--- start Material for this task ---
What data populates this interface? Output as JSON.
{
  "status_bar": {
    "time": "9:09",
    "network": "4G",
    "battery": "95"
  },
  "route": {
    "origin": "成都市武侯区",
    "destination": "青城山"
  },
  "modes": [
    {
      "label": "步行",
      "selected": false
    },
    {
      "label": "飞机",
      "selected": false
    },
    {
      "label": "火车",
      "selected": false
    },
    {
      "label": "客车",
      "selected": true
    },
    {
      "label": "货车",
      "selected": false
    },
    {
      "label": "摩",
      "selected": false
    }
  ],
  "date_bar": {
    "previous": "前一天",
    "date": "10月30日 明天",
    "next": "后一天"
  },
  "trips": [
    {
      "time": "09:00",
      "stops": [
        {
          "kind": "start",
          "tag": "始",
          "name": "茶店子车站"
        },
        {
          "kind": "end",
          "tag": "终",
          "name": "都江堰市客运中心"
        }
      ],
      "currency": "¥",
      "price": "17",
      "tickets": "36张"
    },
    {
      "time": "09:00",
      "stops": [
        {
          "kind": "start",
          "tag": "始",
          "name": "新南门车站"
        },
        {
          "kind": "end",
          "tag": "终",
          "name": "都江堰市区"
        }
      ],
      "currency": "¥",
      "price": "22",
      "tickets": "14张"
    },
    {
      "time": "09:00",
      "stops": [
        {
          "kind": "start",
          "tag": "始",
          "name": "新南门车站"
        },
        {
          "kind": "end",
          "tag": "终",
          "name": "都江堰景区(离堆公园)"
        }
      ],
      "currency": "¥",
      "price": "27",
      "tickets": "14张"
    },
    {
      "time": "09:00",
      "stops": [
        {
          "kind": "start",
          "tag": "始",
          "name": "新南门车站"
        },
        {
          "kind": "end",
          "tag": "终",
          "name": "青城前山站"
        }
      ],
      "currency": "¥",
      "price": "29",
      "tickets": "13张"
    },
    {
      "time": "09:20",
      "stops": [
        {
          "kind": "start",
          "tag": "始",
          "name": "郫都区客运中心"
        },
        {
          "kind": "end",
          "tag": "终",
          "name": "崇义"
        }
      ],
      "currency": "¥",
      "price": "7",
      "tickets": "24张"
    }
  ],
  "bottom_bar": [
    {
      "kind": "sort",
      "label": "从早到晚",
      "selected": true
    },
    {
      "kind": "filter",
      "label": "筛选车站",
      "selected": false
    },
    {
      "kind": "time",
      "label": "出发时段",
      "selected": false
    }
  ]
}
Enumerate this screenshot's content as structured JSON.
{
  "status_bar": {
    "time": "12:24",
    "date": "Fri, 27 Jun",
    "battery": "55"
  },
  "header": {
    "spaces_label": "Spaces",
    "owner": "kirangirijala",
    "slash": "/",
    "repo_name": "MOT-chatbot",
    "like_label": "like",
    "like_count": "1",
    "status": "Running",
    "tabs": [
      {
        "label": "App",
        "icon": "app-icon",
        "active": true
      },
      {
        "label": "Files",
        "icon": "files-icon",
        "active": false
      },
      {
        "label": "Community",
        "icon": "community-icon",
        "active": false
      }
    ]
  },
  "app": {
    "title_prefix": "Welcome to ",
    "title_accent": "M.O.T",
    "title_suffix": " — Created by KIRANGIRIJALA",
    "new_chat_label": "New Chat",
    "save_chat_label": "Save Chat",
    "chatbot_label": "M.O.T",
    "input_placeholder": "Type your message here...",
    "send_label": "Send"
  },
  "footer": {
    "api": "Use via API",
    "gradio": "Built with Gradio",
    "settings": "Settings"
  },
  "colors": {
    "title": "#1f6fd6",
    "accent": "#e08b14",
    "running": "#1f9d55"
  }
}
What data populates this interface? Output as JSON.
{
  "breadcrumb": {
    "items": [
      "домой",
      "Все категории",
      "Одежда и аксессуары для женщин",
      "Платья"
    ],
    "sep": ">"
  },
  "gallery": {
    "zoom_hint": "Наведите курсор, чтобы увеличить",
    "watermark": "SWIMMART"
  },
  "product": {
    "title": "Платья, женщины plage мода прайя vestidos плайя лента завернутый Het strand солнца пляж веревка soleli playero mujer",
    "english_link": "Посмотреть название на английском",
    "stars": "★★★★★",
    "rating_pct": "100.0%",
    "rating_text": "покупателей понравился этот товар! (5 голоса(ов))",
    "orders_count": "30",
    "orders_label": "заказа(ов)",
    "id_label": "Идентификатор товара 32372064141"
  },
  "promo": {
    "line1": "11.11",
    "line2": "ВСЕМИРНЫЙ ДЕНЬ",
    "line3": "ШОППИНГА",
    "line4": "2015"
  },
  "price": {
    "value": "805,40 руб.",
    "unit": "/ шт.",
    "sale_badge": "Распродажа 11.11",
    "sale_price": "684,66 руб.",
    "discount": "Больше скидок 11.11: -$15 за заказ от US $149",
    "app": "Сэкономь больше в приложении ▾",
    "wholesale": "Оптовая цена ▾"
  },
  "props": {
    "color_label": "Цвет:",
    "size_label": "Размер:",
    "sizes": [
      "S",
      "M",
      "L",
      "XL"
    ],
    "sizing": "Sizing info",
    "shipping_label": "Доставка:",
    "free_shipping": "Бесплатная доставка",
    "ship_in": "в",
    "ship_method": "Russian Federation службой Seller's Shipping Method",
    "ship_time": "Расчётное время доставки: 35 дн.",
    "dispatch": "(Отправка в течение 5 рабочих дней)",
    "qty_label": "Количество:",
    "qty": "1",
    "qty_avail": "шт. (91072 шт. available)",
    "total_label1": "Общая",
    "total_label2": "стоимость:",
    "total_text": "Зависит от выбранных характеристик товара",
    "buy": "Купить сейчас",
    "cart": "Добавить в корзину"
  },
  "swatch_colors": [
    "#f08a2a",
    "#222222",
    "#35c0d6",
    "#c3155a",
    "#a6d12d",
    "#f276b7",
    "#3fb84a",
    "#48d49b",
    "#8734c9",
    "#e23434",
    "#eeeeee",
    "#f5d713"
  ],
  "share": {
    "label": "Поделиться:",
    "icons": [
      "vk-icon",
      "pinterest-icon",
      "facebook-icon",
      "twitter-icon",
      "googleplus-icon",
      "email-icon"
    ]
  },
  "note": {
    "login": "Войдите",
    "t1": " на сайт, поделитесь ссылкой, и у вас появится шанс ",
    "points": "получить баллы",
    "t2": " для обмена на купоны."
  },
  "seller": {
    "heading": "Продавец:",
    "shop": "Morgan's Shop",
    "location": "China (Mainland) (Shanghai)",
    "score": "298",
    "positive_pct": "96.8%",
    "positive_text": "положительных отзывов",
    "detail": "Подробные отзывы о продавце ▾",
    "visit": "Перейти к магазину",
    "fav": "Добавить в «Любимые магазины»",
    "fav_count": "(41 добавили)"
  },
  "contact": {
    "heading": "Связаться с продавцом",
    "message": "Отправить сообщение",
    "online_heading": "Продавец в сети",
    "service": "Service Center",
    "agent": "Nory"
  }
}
--- end Material for this task ---
**Given problem:**
Print the whole listing again, exactly.

**Answer to the task:**
What data populates this interface? Output as JSON.
{
  "status_bar": {
    "time": "9:09",
    "network": "4G",
    "battery": "95"
  },
  "route": {
    "origin": "成都市武侯区",
    "destination": "青城山"
  },
  "modes": [
    {
      "label": "步行",
      "selected": false
    },
    {
      "label": "飞机",
      "selected": false
    },
    {
      "label": "火车",
      "selected": false
    },
    {
      "label": "客车",
      "selected": true
    },
    {
      "label": "货车",
      "selected": false
    },
    {
      "label": "摩",
      "selected": false
    }
  ],
  "date_bar": {
    "previous": "前一天",
    "date": "10月30日 明天",
    "next": "后一天"
  },
  "trips": [
    {
      "time": "09:00",
      "stops": [
        {
          "kind": "start",
          "tag": "始",
          "name": "茶店子车站"
        },
        {
          "kind": "end",
          "tag": "终",
          "name": "都江堰市客运中心"
        }
      ],
      "currency": "¥",
      "price": "17",
      "tickets": "36张"
    },
    {
      "time": "09:00",
      "stops": [
        {
          "kind": "start",
          "tag": "始",
          "name": "新南门车站"
        },
        {
          "kind": "end",
          "tag": "终",
          "name": "都江堰市区"
        }
      ],
      "currency": "¥",
      "price": "22",
      "tickets": "14张"
    },
    {
      "time": "09:00",
      "stops": [
        {
          "kind": "start",
          "tag": "始",
          "name": "新南门车站"
        },
        {
          "kind": "end",
          "tag": "终",
          "name": "都江堰景区(离堆公园)"
        }
      ],
      "currency": "¥",
      "price": "27",
      "tickets": "14张"
    },
    {
      "time": "09:00",
      "stops": [
        {
          "kind": "start",
          "tag": "始",
          "name": "新南门车站"
        },
        {
          "kind": "end",
          "tag": "终",
          "name": "青城前山站"
        }
      ],
      "currency": "¥",
      "price": "29",
      "tickets": "13张"
    },
    {
      "time": "09:20",
      "stops": [
        {
          "kind": "start",
          "tag": "始",
          "name": "郫都区客运中心"
        },
        {
          "kind": "end",
          "tag": "终",
          "name": "崇义"
        }
      ],
      "currency": "¥",
      "price": "7",
      "tickets": "24张"
    }
  ],
  "bottom_bar": [
    {
      "kind": "sort",
      "label": "从早到晚",
      "selected": true
    },
    {
      "kind": "filter",
      "label": "筛选车站",
      "selected": false
    },
    {
      "kind": "time",
      "label": "出发时段",
      "selected": false
    }
  ]
}
Enumerate this screenshot's content as structured JSON.
{
  "status_bar": {
    "time": "12:24",
    "date": "Fri, 27 Jun",
    "battery": "55"
  },
  "header": {
    "spaces_label": "Spaces",
    "owner": "kirangirijala",
    "slash": "/",
    "repo_name": "MOT-chatbot",
    "like_label": "like",
    "like_count": "1",
    "status": "Running",
    "tabs": [
      {
        "label": "App",
        "icon": "app-icon",
        "active": true
      },
      {
        "label": "Files",
        "icon": "files-icon",
        "active": false
      },
      {
        "label": "Community",
        "icon": "community-icon",
        "active": false
      }
    ]
  },
  "app": {
    "title_prefix": "Welcome to ",
    "title_accent": "M.O.T",
    "title_suffix": " — Created by KIRANGIRIJALA",
    "new_chat_label": "New Chat",
    "save_chat_label": "Save Chat",
    "chatbot_label": "M.O.T",
    "input_placeholder": "Type your message here...",
    "send_label": "Send"
  },
  "footer": {
    "api": "Use via API",
    "gradio": "Built with Gradio",
    "settings": "Settings"
  },
  "colors": {
    "title": "#1f6fd6",
    "accent": "#e08b14",
    "running": "#1f9d55"
  }
}
What data populates this interface? Output as JSON.
{
  "breadcrumb": {
    "items": [
      "домой",
      "Все категории",
      "Одежда и аксессуары для женщин",
      "Платья"
    ],
    "sep": ">"
  },
  "gallery": {
    "zoom_hint": "Наведите курсор, чтобы увеличить",
    "watermark": "SWIMMART"
  },
  "product": {
    "title": "Платья, женщины plage мода прайя vestidos плайя лента завернутый Het strand солнца пляж веревка soleli playero mujer",
    "english_link": "Посмотреть название на английском",
    "stars": "★★★★★",
    "rating_pct": "100.0%",
    "rating_text": "покупателей понравился этот товар! (5 голоса(ов))",
    "orders_count": "30",
    "orders_label": "заказа(ов)",
    "id_label": "Идентификатор товара 32372064141"
  },
  "promo": {
    "line1": "11.11",
    "line2": "ВСЕМИРНЫЙ ДЕНЬ",
    "line3": "ШОППИНГА",
    "line4": "2015"
  },
  "price": {
    "value": "805,40 руб.",
    "unit": "/ шт.",
    "sale_badge": "Распродажа 11.11",
    "sale_price": "684,66 руб.",
    "discount": "Больше скидок 11.11: -$15 за заказ от US $149",
    "app": "Сэкономь больше в приложении ▾",
    "wholesale": "Оптовая цена ▾"
  },
  "props": {
    "color_label": "Цвет:",
    "size_label": "Размер:",
    "sizes": [
      "S",
      "M",
      "L",
      "XL"
    ],
    "sizing": "Sizing info",
    "shipping_label": "Доставка:",
    "free_shipping": "Бесплатная доставка",
    "ship_in": "в",
    "ship_method": "Russian Federation службой Seller's Shipping Method",
    "ship_time": "Расчётное время доставки: 35 дн.",
    "dispatch": "(Отправка в течение 5 рабочих дней)",
    "qty_label": "Количество:",
    "qty": "1",
    "qty_avail": "шт. (91072 шт. available)",
    "total_label1": "Общая",
    "total_label2": "стоимость:",
    "total_text": "Зависит от выбранных характеристик товара",
    "buy": "Купить сейчас",
    "cart": "Добавить в корзину"
  },
  "swatch_colors": [
    "#f08a2a",
    "#222222",
    "#35c0d6",
    "#c3155a",
    "#a6d12d",
    "#f276b7",
    "#3fb84a",
    "#48d49b",
    "#8734c9",
    "#e23434",
    "#eeeeee",
    "#f5d713"
  ],
  "share": {
    "label": "Поделиться:",
    "icons": [
      "vk-icon",
      "pinterest-icon",
      "facebook-icon",
      "twitter-icon",
      "googleplus-icon",
      "email-icon"
    ]
  },
  "note": {
    "login": "Войдите",
    "t1": " на сайт, поделитесь ссылкой, и у вас появится шанс ",
    "points": "получить баллы",
    "t2": " для обмена на купоны."
  },
  "seller": {
    "heading": "Продавец:",
    "shop": "Morgan's Shop",
    "location": "China (Mainland) (Shanghai)",
    "score": "298",
    "positive_pct": "96.8%",
    "positive_text": "положительных отзывов",
    "detail": "Подробные отзывы о продавце ▾",
    "visit": "Перейти к магазину",
    "fav": "Добавить в «Любимые магазины»",
    "fav_count": "(41 добавили)"
  },
  "contact": {
    "heading": "Связаться с продавцом",
    "message": "Отправить сообщение",
    "online_heading": "Продавец в сети",
    "service": "Service Center",
    "agent": "Nory"
  }
}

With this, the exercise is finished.